PROVIDED INFORMATION.
= = =
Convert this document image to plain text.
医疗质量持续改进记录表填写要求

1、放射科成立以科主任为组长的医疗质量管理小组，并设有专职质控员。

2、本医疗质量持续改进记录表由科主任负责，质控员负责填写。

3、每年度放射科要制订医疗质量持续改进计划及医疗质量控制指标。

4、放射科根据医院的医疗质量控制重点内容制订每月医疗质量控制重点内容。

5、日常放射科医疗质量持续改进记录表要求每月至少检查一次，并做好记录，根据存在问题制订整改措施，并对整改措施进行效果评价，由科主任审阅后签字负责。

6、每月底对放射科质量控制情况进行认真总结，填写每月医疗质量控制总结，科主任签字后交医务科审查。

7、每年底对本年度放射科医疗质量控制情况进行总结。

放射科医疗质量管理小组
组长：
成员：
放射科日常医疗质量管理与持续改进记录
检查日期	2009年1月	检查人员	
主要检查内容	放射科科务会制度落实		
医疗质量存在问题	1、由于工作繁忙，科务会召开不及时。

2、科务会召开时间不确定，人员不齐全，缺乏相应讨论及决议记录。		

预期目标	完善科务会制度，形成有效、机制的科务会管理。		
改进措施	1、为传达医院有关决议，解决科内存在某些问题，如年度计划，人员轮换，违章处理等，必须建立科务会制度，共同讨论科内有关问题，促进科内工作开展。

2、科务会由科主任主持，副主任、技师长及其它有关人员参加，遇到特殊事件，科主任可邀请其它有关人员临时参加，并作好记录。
= = =
BRIEF. Repeat all of the entries exactly.

TASK ANSWER.
Convert this document image to plain text.
医疗质量持续改进记录表填写要求

1、放射科成立以科主任为组长的医疗质量管理小组，并设有专职质控员。

2、本医疗质量持续改进记录表由科主任负责，质控员负责填写。

3、每年度放射科要制订医疗质量持续改进计划及医疗质量控制指标。

4、放射科根据医院的医疗质量控制重点内容制订每月医疗质量控制重点内容。

5、日常放射科医疗质量持续改进记录表要求每月至少检查一次，并做好记录，根据存在问题制订整改措施，并对整改措施进行效果评价，由科主任审阅后签字负责。

6、每月底对放射科质量控制情况进行认真总结，填写每月医疗质量控制总结，科主任签字后交医务科审查。

7、每年底对本年度放射科医疗质量控制情况进行总结。

放射科医疗质量管理小组
组长：
成员：
放射科日常医疗质量管理与持续改进记录
检查日期	2009年1月	检查人员	
主要检查内容	放射科科务会制度落实		
医疗质量存在问题	1、由于工作繁忙，科务会召开不及时。

2、科务会召开时间不确定，人员不齐全，缺乏相应讨论及决议记录。		

预期目标	完善科务会制度，形成有效、机制的科务会管理。		
改进措施	1、为传达医院有关决议，解决科内存在某些问题，如年度计划，人员轮换，违章处理等，必须建立科务会制度，共同讨论科内有关问题，促进科内工作开展。

2、科务会由科主任主持，副主任、技师长及其它有关人员参加，遇到特殊事件，科主任可邀请其它有关人员临时参加，并作好记录。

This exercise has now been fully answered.